__EXERCISE BRIEF__: Copy every line of the data that includes the string "BPWR".

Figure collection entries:

- - - -

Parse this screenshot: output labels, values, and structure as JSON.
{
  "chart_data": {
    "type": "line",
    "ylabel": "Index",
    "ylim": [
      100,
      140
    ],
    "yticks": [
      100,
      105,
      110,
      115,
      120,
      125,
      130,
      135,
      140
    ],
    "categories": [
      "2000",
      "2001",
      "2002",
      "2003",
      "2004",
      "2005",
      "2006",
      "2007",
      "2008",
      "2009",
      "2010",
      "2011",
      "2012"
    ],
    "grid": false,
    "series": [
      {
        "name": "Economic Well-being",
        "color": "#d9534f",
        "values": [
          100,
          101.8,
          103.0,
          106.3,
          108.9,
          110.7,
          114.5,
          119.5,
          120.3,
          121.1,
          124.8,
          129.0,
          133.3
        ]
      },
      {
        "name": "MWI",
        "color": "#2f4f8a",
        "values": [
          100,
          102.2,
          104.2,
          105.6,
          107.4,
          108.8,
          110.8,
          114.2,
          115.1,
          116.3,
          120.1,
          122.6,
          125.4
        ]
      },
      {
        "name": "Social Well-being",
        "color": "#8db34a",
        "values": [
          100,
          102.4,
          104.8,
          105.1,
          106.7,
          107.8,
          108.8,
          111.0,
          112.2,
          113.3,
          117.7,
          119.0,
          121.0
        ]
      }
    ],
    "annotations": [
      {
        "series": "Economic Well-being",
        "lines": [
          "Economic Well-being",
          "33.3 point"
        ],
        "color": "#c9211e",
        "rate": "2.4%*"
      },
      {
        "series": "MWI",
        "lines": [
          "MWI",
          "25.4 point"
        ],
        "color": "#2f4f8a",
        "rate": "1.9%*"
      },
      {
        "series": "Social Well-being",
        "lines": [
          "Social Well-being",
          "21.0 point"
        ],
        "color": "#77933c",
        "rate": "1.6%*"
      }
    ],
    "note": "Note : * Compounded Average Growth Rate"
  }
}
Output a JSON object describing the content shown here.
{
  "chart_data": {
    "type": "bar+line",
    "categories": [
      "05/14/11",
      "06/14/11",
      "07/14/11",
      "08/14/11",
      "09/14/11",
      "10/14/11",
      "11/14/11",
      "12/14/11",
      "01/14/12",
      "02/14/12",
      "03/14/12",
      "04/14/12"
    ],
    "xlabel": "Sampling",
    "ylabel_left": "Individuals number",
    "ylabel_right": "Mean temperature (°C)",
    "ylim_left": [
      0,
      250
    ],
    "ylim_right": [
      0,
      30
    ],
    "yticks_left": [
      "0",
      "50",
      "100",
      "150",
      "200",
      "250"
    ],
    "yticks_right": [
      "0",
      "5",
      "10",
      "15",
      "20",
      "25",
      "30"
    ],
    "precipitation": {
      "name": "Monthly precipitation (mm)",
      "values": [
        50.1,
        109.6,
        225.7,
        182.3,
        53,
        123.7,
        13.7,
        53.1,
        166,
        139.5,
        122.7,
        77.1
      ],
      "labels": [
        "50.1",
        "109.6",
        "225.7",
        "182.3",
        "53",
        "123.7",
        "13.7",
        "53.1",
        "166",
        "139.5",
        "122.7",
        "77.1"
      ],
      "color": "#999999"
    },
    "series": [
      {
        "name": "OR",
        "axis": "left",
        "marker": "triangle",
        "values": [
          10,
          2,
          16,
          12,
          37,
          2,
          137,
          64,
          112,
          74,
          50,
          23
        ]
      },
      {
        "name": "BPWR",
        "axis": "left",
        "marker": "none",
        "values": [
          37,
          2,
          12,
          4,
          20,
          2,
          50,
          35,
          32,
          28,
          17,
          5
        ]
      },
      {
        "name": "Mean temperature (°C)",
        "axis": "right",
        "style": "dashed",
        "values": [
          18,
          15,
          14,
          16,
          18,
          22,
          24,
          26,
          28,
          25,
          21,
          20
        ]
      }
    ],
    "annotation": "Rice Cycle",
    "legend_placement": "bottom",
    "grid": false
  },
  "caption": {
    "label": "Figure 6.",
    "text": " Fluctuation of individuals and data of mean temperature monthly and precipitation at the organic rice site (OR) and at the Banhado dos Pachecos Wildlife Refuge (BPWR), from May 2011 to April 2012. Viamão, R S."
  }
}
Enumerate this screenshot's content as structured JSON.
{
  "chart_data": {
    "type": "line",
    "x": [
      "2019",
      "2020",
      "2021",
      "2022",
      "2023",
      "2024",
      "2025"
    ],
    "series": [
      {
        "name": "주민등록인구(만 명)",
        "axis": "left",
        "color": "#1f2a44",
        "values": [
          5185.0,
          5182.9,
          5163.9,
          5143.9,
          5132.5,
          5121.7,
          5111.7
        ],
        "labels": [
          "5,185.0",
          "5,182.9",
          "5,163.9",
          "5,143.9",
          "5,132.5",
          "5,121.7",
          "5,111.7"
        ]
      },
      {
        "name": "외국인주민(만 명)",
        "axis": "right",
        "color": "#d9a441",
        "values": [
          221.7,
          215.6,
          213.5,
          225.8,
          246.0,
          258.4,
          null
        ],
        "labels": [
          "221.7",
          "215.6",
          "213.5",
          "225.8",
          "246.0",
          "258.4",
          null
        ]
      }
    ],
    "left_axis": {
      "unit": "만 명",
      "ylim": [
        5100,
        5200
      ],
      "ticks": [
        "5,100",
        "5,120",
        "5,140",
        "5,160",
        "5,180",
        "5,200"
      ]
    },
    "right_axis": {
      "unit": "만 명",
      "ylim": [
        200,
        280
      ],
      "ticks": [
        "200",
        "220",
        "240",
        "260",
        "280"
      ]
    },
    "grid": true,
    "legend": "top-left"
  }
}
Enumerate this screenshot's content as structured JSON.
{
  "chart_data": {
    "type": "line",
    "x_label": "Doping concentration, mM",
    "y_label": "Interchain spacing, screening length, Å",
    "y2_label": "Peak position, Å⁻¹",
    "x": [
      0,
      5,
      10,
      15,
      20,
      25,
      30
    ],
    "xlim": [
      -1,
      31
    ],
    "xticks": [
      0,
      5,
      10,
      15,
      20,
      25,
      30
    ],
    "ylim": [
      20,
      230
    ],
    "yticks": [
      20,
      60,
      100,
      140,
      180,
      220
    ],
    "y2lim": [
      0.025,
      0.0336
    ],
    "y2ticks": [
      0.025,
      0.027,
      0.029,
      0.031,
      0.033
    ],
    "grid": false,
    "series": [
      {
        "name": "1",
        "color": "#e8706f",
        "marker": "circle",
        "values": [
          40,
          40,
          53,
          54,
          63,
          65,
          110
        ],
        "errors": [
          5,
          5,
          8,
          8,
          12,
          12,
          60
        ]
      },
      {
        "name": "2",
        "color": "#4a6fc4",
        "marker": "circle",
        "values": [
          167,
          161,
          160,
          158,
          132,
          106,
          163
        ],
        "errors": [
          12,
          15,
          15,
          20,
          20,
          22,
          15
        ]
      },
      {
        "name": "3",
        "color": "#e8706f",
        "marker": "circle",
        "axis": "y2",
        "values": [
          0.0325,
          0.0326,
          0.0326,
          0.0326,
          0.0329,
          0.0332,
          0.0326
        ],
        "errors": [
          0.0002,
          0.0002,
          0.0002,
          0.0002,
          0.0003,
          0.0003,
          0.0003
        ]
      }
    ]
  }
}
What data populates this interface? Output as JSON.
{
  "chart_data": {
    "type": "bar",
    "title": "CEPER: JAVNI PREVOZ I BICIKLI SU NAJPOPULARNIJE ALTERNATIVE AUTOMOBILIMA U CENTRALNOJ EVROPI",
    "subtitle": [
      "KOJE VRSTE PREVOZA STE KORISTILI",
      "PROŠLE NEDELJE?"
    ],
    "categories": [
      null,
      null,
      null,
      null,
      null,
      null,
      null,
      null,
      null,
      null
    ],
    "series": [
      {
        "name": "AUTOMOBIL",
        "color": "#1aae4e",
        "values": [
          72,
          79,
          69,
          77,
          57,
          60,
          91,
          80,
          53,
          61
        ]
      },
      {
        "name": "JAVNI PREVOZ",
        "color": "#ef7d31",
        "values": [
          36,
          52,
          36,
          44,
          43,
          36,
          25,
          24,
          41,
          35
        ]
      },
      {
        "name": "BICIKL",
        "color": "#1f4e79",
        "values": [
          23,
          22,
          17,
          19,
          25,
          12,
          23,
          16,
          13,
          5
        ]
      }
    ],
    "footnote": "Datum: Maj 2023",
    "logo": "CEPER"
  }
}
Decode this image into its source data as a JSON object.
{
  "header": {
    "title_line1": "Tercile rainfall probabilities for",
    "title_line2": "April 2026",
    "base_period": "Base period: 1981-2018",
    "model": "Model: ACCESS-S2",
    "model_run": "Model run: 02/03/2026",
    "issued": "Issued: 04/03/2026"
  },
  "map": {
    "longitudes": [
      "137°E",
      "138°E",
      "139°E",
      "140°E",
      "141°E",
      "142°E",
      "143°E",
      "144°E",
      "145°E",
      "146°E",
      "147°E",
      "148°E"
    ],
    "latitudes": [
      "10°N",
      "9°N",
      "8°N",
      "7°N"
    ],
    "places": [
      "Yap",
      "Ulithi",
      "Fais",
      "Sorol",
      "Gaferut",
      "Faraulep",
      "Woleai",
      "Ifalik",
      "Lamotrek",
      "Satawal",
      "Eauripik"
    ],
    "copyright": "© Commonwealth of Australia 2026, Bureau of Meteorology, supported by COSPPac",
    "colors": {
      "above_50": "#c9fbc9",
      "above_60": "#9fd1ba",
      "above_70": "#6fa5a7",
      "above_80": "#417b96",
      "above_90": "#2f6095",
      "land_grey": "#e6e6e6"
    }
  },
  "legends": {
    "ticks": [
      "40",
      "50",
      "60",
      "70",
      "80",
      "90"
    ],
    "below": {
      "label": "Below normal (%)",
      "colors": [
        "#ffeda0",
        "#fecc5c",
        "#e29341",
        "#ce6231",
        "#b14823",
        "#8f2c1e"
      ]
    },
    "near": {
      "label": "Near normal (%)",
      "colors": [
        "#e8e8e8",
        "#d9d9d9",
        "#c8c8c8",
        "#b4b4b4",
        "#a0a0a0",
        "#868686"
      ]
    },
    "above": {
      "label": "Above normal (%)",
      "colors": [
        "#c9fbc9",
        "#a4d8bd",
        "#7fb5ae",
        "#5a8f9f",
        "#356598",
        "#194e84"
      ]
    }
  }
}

- - - -

__FINISHED ANSWER__:
        "name": "BPWR",
    "text": " Fluctuation of individuals and data of mean temperature monthly and precipitation at the organic rice site (OR) and at the Banhado dos Pachecos Wildlife Refuge (BPWR), from May 2011 to April 2012. Viamão, R S."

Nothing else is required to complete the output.